* [Given problem] Count how many lines hold the string "JSON", and give only that number.

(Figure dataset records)
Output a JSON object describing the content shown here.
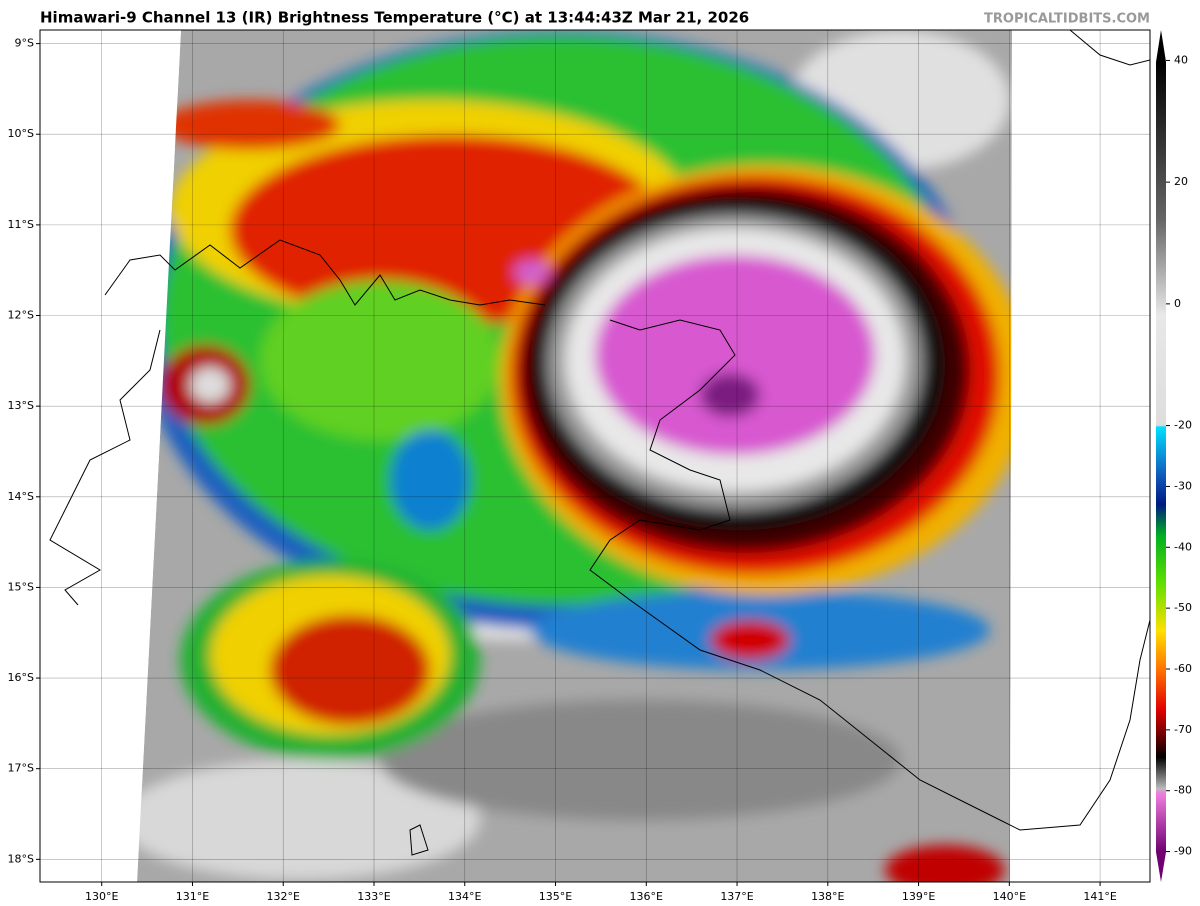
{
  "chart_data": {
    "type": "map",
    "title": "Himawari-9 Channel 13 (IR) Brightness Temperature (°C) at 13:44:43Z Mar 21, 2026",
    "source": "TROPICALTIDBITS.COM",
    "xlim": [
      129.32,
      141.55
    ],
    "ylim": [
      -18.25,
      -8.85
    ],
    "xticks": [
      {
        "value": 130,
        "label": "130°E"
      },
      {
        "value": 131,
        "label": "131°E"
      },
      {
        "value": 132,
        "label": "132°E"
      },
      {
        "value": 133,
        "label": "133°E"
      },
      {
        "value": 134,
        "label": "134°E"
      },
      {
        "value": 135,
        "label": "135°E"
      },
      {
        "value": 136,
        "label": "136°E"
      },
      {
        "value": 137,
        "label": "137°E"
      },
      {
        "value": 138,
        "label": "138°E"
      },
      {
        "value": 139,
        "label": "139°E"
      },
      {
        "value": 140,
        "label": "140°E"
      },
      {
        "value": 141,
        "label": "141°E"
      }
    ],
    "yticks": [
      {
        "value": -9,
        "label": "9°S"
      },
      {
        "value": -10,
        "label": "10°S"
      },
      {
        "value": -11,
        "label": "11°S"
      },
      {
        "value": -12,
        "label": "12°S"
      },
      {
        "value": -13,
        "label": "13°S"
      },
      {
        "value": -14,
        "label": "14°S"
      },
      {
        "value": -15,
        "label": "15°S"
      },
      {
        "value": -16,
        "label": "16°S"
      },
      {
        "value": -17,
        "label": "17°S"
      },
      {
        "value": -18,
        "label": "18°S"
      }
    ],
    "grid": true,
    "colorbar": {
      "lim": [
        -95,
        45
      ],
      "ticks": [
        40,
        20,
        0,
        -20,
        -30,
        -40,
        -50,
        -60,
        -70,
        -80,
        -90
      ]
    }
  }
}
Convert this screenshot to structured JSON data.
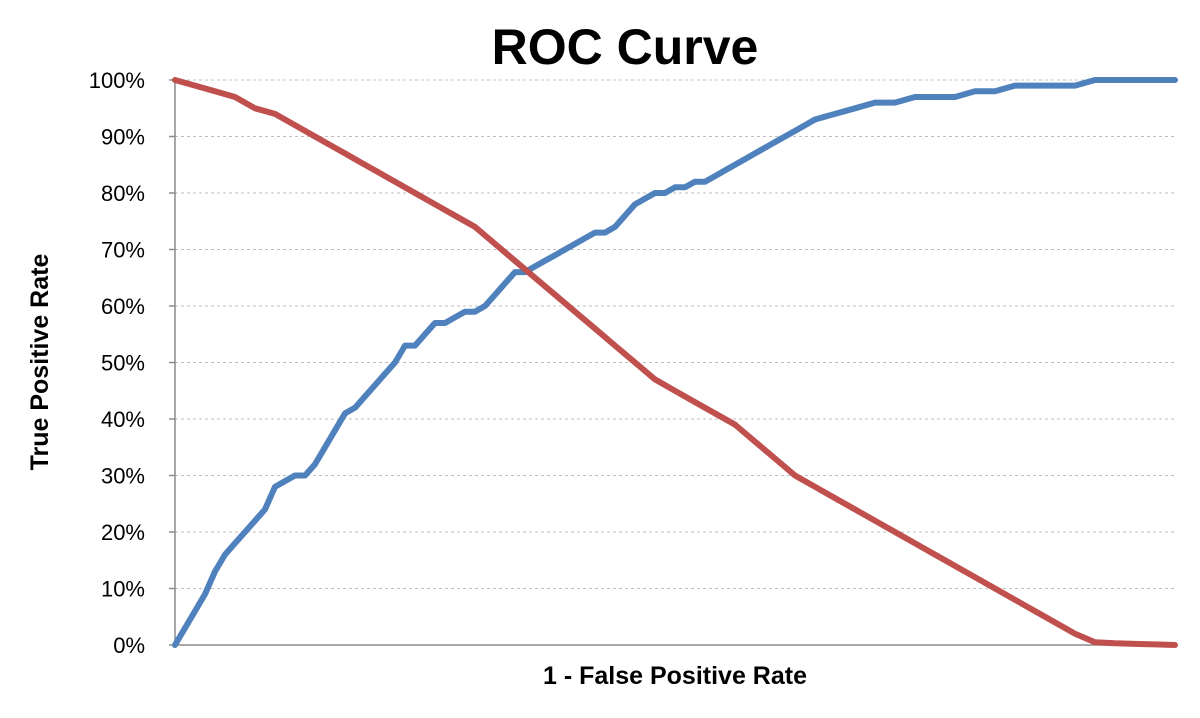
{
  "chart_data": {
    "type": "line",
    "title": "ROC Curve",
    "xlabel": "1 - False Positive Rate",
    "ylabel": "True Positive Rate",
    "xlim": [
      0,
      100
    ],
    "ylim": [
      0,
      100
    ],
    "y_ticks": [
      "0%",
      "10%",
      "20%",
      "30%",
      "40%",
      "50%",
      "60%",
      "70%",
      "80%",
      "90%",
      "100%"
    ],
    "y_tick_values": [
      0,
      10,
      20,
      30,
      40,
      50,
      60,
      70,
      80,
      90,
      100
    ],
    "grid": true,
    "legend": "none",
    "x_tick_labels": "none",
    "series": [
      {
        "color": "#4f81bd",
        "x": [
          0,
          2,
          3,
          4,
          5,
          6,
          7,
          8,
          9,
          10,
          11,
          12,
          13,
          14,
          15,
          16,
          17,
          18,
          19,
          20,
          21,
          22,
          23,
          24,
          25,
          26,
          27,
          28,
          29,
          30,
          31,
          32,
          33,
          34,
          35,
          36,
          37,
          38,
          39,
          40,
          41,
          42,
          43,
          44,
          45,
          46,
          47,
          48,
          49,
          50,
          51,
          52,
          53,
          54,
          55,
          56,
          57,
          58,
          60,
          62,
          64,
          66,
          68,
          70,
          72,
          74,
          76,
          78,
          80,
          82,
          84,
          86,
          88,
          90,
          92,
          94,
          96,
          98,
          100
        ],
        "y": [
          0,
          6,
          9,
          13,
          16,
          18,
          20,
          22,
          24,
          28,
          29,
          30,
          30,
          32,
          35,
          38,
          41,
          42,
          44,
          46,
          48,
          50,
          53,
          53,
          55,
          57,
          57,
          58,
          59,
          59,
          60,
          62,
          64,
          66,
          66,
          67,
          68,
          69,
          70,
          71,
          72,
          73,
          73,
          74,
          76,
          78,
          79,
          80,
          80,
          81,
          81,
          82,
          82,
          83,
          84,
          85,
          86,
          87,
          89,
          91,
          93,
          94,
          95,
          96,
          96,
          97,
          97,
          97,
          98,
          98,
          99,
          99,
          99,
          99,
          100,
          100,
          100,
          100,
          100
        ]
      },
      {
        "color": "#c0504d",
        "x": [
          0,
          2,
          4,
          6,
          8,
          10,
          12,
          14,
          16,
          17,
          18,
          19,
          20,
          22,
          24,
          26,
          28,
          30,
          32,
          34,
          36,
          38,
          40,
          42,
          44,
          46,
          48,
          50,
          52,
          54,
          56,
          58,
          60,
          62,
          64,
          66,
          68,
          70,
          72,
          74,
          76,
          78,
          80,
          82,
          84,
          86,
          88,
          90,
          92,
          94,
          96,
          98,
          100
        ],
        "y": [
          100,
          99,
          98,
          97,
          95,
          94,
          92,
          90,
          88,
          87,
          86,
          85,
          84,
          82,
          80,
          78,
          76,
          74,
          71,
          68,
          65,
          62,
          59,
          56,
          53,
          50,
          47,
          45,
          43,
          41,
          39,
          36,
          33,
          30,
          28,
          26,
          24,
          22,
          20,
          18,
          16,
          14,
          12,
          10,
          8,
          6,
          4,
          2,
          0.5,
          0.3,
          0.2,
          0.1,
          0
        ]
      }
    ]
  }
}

* [Response to this task] 2